• **To do**
Omit every picture and write out the rest of the records exactly.

◇ ◇ ◇

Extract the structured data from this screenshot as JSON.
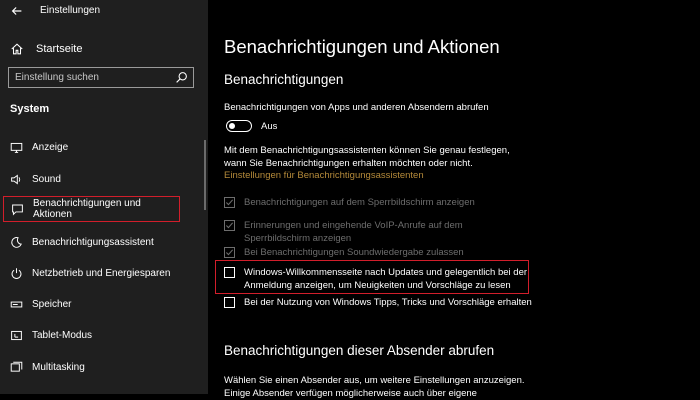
{
  "window": {
    "title": "Einstellungen",
    "back_icon": "back-arrow-icon"
  },
  "sidebar": {
    "home_label": "Startseite",
    "search_placeholder": "Einstellung suchen",
    "section": "System",
    "items": [
      {
        "label": "Anzeige",
        "icon": "monitor-icon"
      },
      {
        "label": "Sound",
        "icon": "speaker-icon"
      },
      {
        "label": "Benachrichtigungen und Aktionen",
        "icon": "notification-icon",
        "selected": true
      },
      {
        "label": "Benachrichtigungsassistent",
        "icon": "moon-icon"
      },
      {
        "label": "Netzbetrieb und Energiesparen",
        "icon": "power-icon"
      },
      {
        "label": "Speicher",
        "icon": "storage-icon"
      },
      {
        "label": "Tablet-Modus",
        "icon": "tablet-icon"
      },
      {
        "label": "Multitasking",
        "icon": "multitasking-icon"
      }
    ]
  },
  "main": {
    "title": "Benachrichtigungen und Aktionen",
    "section1_heading": "Benachrichtigungen",
    "toggle_label": "Benachrichtigungen von Apps und anderen Absendern abrufen",
    "toggle_state": "Aus",
    "description_line1": "Mit dem Benachrichtigungsassistenten können Sie genau festlegen,",
    "description_line2": "wann Sie Benachrichtigungen erhalten möchten oder nicht.",
    "assistant_link": "Einstellungen für Benachrichtigungsassistenten",
    "checkboxes": [
      {
        "line1": "Benachrichtigungen auf dem Sperrbildschirm anzeigen",
        "line2": "",
        "checked": true,
        "disabled": true
      },
      {
        "line1": "Erinnerungen und eingehende VoIP-Anrufe auf dem",
        "line2": "Sperrbildschirm anzeigen",
        "checked": true,
        "disabled": true
      },
      {
        "line1": "Bei Benachrichtigungen Soundwiedergabe zulassen",
        "line2": "",
        "checked": true,
        "disabled": true
      },
      {
        "line1": "Windows-Willkommensseite nach Updates und gelegentlich bei der",
        "line2": "Anmeldung anzeigen, um Neuigkeiten und Vorschläge zu lesen",
        "checked": false,
        "disabled": false
      },
      {
        "line1": "Bei der Nutzung von Windows Tipps, Tricks und Vorschläge erhalten",
        "line2": "",
        "checked": false,
        "disabled": false
      }
    ],
    "section2_heading": "Benachrichtigungen dieser Absender abrufen",
    "section2_line1": "Wählen Sie einen Absender aus, um weitere Einstellungen anzuzeigen.",
    "section2_line2": "Einige Absender verfügen möglicherweise auch über eigene"
  },
  "colors": {
    "sidebar_bg": "#1f1f1f",
    "main_bg": "#000000",
    "highlight": "#d21e2b",
    "link": "#b58a3a",
    "disabled": "#6d6d6d"
  }
}
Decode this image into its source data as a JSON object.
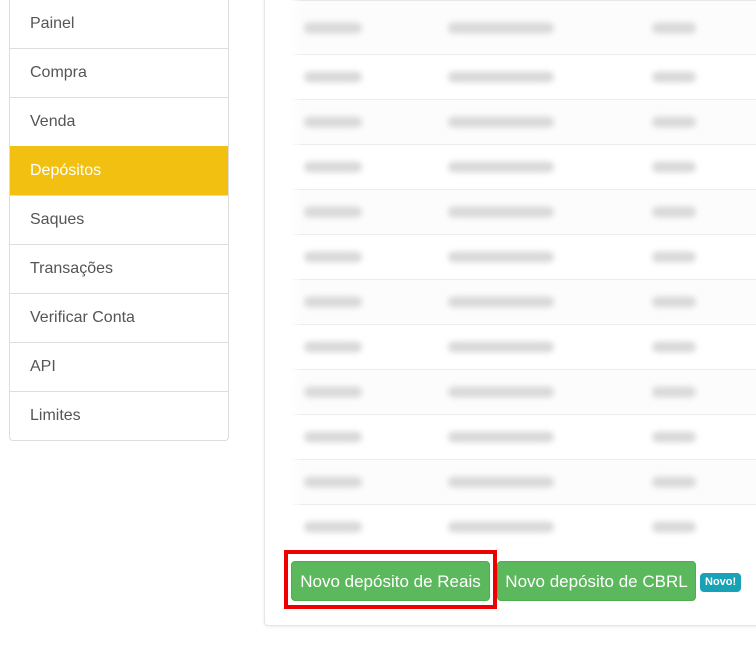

◇ ◇ ◇

• **Result of this exercise**
Extract the structured data from this screenshot as JSON.
{
  "window": {
    "title": "Einstellungen",
    "back_icon": "back-arrow-icon"
  },
  "sidebar": {
    "home_label": "Startseite",
    "search_placeholder": "Einstellung suchen",
    "section": "System",
    "items": [
      {
        "label": "Anzeige",
        "icon": "monitor-icon"
      },
      {
        "label": "Sound",
        "icon": "speaker-icon"
      },
      {
        "label": "Benachrichtigungen und Aktionen",
        "icon": "notification-icon",
        "selected": true
      },
      {
        "label": "Benachrichtigungsassistent",
        "icon": "moon-icon"
      },
      {
        "label": "Netzbetrieb und Energiesparen",
        "icon": "power-icon"
      },
      {
        "label": "Speicher",
        "icon": "storage-icon"
      },
      {
        "label": "Tablet-Modus",
        "icon": "tablet-icon"
      },
      {
        "label": "Multitasking",
        "icon": "multitasking-icon"
      }
    ]
  },
  "main": {
    "title": "Benachrichtigungen und Aktionen",
    "section1_heading": "Benachrichtigungen",
    "toggle_label": "Benachrichtigungen von Apps und anderen Absendern abrufen",
    "toggle_state": "Aus",
    "description_line1": "Mit dem Benachrichtigungsassistenten können Sie genau festlegen,",
    "description_line2": "wann Sie Benachrichtigungen erhalten möchten oder nicht.",
    "assistant_link": "Einstellungen für Benachrichtigungsassistenten",
    "checkboxes": [
      {
        "line1": "Benachrichtigungen auf dem Sperrbildschirm anzeigen",
        "line2": "",
        "checked": true,
        "disabled": true
      },
      {
        "line1": "Erinnerungen und eingehende VoIP-Anrufe auf dem",
        "line2": "Sperrbildschirm anzeigen",
        "checked": true,
        "disabled": true
      },
      {
        "line1": "Bei Benachrichtigungen Soundwiedergabe zulassen",
        "line2": "",
        "checked": true,
        "disabled": true
      },
      {
        "line1": "Windows-Willkommensseite nach Updates und gelegentlich bei der",
        "line2": "Anmeldung anzeigen, um Neuigkeiten und Vorschläge zu lesen",
        "checked": false,
        "disabled": false
      },
      {
        "line1": "Bei der Nutzung von Windows Tipps, Tricks und Vorschläge erhalten",
        "line2": "",
        "checked": false,
        "disabled": false
      }
    ],
    "section2_heading": "Benachrichtigungen dieser Absender abrufen",
    "section2_line1": "Wählen Sie einen Absender aus, um weitere Einstellungen anzuzeigen.",
    "section2_line2": "Einige Absender verfügen möglicherweise auch über eigene"
  },
  "colors": {
    "sidebar_bg": "#1f1f1f",
    "main_bg": "#000000",
    "highlight": "#d21e2b",
    "link": "#b58a3a",
    "disabled": "#6d6d6d"
  }
}
Decode this image into its source data as a JSON object.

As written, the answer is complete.